Catholic tradition illuminates this passage through at least three lenses of singular depth.
First, the doctrine of Divine Providence. The Catechism of the Catholic Church teaches that "God is the sovereign master of his plan. But to carry it out he also makes use of his creatures' cooperation. This use is not a sign of weakness, but rather a token of almighty God's greatness and goodness" (CCC §306). Pharaoh's wagons, Jacob's sons, and even Israel's accumulated flocks are all pressed into providential service. Nothing is wasted; no element of the created order stands outside God's governance.
Second, this passage bears on the theology of the People of God as a pilgrim community. The Second Vatican Council's Lumen Gentium (§9) describes the Church as a people journeying through history, "a people of his own" on the way to the heavenly homeland. Jacob's household — entire, multigenerational, carrying their goods and animals — is a vivid Old Testament icon of this ecclesial reality. St. Augustine in The City of God (Book XVIII) understood Israel's sojourn in Egypt as a figure of the Church's exile in the saeculum, sustained not by earthly security but by the promise of God.

[Stored items from a collection]
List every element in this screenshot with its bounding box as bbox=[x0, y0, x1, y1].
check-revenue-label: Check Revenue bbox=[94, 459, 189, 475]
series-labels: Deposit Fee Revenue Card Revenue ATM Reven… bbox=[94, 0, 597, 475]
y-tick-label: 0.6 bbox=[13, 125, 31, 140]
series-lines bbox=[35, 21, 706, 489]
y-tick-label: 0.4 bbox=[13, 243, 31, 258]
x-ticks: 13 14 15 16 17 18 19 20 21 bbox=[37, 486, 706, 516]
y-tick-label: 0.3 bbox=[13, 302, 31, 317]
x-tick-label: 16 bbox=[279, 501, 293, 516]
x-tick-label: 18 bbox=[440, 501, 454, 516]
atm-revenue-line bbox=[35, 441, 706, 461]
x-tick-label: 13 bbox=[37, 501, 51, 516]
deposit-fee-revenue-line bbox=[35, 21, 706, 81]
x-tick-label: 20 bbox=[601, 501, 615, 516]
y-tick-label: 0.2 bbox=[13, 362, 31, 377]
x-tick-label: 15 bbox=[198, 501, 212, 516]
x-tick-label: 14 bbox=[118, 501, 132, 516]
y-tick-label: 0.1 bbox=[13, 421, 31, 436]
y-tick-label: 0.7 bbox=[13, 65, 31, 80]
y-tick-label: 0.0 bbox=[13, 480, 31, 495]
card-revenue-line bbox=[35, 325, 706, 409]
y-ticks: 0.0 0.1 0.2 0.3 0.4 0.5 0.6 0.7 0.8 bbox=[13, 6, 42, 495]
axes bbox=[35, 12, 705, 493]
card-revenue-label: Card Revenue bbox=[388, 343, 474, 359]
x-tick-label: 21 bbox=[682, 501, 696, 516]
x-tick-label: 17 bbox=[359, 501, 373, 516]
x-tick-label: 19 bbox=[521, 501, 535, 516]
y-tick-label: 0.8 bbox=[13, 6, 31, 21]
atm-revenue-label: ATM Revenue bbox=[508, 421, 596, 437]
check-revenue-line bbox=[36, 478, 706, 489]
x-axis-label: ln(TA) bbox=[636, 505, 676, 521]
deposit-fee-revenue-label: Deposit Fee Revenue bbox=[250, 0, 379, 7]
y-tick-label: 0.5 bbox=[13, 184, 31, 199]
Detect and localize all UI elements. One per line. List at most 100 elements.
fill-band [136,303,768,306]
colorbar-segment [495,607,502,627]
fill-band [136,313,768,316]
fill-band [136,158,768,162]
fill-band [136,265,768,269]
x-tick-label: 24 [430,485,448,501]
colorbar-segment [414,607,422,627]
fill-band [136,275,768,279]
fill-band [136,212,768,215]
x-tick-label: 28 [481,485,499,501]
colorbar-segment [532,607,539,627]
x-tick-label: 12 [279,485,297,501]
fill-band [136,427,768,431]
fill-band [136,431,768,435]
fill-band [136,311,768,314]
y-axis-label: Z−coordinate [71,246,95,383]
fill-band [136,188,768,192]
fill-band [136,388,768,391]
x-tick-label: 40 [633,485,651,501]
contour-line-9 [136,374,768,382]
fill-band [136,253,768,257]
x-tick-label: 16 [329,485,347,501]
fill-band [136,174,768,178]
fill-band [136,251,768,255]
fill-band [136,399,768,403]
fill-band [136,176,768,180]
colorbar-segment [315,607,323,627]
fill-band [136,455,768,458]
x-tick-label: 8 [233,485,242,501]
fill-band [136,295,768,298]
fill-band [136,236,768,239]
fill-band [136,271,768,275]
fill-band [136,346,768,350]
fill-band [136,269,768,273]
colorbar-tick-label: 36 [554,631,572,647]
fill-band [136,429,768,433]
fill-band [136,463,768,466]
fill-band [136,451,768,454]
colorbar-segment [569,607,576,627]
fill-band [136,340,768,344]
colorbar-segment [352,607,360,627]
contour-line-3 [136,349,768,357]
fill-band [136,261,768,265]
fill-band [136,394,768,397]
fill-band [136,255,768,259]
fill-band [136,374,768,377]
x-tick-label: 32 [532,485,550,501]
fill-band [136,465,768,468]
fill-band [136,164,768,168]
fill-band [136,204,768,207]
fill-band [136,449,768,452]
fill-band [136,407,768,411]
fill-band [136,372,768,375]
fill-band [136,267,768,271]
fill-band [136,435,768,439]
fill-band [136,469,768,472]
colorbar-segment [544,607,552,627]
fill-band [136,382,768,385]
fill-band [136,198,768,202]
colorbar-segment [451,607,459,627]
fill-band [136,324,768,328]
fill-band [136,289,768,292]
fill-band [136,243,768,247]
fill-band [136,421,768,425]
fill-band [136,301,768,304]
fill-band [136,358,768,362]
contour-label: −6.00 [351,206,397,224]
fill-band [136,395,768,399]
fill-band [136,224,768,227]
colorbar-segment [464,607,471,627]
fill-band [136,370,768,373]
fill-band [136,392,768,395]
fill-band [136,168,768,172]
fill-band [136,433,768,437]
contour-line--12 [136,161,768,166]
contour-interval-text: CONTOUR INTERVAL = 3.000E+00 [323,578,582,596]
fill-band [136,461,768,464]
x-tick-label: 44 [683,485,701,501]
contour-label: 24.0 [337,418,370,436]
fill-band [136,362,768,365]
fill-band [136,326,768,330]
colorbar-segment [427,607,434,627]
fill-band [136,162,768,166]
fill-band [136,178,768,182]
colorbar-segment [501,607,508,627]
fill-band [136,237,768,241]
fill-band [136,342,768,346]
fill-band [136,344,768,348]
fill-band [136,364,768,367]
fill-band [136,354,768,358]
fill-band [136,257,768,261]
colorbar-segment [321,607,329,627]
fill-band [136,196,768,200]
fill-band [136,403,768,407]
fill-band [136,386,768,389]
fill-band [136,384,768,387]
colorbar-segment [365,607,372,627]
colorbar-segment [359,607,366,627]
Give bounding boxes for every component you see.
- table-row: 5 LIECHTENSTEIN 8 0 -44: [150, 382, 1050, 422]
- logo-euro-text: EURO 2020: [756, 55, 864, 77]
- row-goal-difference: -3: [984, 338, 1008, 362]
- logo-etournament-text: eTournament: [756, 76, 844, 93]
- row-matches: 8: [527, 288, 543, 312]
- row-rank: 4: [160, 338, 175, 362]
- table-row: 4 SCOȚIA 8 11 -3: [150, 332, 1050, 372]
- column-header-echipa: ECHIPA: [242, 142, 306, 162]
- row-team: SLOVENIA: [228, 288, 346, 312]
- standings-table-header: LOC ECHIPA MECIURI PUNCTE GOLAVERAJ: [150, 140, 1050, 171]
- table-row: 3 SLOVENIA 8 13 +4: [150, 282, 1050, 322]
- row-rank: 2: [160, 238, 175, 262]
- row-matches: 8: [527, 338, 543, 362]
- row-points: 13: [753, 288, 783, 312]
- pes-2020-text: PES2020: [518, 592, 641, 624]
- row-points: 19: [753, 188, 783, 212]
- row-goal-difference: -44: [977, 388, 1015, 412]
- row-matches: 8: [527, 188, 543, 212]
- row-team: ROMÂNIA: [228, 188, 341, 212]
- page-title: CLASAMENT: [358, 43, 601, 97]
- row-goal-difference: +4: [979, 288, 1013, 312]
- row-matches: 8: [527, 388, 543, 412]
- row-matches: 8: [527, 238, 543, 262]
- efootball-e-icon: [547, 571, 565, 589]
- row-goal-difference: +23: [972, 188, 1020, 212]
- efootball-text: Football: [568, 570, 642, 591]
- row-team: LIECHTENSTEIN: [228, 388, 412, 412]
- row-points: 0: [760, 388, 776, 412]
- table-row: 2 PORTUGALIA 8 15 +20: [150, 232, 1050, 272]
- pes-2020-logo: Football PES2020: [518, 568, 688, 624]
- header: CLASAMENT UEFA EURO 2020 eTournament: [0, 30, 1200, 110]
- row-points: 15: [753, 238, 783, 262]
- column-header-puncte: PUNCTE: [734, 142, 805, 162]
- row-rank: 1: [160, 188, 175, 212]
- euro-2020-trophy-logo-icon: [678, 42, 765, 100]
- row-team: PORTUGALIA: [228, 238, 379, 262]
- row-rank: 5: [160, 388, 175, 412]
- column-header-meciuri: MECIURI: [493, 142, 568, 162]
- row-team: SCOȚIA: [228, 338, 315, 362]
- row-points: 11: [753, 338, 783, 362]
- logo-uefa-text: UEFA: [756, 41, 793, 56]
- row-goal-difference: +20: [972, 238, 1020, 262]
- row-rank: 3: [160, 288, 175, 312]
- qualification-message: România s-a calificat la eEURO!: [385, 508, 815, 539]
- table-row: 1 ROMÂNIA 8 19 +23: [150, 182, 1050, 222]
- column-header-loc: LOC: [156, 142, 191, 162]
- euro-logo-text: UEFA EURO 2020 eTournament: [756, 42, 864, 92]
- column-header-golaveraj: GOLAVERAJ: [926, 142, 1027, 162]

| Tasks to complete |
1. Could you copy word for word everything in the Catholic commentary from "Catholic tradition illuminates" down to "outside God's governance."?
2. What comes next in the Catholic commentary? Write its next part, beginning after its final sentence.

| List of answers |
1.
Catholic tradition illuminates this passage through at least three lenses of singular depth.
First, the doctrine of Divine Providence. The Catechism of the Catholic Church teaches that "God is the sovereign master of his plan. But to carry it out he also makes use of his creatures' cooperation. This use is not a sign of weakness, but rather a token of almighty God's greatness and goodness" (CCC §306). Pharaoh's wagons, Jacob's sons, and even Israel's accumulated flocks are all pressed into providential service. Nothing is wasted; no element of the created order stands outside God's governance.

2.
Third, the role of Jacob being carried resonates with the Catholic understanding of the Church as a mother who bears her children, especially the weak and aged, in the arms of the sacraments and community. No one makes the journey of faith alone or by their own strength alone. The Council of Trent and subsequent magisterial teaching have consistently emphasized the communal, ecclesial character of salvation — we are saved within the Body, not in isolation from it.
For contemporary Catholics, this passage speaks with urgent concreteness to the experience of uprooting and uncertainty. Many Catholic families today face migration, economic dislocation, the loss of familiar religious and cultural structures, or the anxiety of watching the faith pass — or fail to pass — to the next generation. Jacob's household models a response: they move together, they carry the elderly, they bring what they have, and they go because God has spoken. The passage challenges the individualism that quietly shapes even devout Catholic life. Faith is not a private interior state but a household reality, expressed in shared practice, mutual support, and a common destination. Practically, this text invites examination: Are we, like Jacob's sons, actively carrying the weaker members of our community — the elderly, the doubting, the young? Are we moving together, or fragmenting? And do we trust, as Jacob trusted after Beersheba, that the God who commands the journey accompanies it?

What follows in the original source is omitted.